**** Supplied records ****
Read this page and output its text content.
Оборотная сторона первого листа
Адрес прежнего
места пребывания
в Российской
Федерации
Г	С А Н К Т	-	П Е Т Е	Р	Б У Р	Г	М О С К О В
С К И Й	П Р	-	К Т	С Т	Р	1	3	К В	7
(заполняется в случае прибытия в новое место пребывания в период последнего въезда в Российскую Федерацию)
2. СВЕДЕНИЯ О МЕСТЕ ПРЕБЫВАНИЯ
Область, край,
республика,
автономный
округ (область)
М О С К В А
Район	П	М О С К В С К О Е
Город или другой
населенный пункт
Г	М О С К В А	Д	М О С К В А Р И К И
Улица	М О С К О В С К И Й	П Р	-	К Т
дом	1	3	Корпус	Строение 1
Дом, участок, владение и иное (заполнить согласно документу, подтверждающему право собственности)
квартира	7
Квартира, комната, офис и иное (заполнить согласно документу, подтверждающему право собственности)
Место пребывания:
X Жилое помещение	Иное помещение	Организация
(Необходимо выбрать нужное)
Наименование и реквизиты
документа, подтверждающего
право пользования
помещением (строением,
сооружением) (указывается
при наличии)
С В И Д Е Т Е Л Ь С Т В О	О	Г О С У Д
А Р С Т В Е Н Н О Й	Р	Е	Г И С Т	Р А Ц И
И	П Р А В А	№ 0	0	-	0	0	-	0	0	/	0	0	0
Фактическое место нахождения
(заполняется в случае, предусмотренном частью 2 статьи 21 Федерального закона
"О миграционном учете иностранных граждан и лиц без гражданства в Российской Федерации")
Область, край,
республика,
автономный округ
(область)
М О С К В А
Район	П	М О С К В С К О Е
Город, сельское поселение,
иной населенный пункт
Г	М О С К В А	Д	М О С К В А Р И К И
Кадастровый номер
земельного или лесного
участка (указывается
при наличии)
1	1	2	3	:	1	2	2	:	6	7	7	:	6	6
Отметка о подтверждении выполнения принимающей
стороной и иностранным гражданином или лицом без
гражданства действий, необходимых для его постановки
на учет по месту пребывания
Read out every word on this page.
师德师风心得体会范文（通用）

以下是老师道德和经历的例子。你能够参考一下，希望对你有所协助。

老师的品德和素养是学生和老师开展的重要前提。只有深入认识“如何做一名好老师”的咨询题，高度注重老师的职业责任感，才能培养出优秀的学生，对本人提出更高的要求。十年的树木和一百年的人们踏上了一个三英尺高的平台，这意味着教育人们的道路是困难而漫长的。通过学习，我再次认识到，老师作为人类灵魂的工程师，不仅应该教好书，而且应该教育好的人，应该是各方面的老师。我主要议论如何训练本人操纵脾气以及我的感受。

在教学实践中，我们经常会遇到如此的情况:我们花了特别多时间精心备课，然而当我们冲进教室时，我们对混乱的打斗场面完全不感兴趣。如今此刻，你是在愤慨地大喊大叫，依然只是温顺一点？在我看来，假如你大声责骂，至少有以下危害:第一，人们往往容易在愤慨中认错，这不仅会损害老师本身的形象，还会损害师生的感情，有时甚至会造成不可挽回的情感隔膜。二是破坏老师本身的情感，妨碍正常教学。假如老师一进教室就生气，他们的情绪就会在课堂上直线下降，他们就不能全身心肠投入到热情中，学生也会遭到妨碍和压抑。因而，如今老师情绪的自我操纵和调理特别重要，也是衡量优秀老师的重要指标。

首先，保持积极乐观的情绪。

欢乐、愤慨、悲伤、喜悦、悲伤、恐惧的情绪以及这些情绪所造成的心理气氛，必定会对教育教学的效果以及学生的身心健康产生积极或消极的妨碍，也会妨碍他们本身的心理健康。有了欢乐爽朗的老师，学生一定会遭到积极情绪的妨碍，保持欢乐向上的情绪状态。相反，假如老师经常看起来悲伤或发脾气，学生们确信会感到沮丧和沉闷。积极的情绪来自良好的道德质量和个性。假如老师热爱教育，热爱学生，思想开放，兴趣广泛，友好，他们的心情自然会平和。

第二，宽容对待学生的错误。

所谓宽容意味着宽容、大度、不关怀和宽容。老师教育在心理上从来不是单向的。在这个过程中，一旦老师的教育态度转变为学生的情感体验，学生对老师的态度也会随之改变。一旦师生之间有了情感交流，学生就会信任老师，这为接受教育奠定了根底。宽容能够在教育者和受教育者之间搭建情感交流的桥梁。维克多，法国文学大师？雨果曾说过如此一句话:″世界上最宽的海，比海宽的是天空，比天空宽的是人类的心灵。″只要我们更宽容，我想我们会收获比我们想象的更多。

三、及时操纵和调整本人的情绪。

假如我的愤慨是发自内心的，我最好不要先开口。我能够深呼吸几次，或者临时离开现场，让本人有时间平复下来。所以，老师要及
****
### Task brief
Across the entries, how many lines hold the word "заполняется"? Say only the number.

### Complete answer
2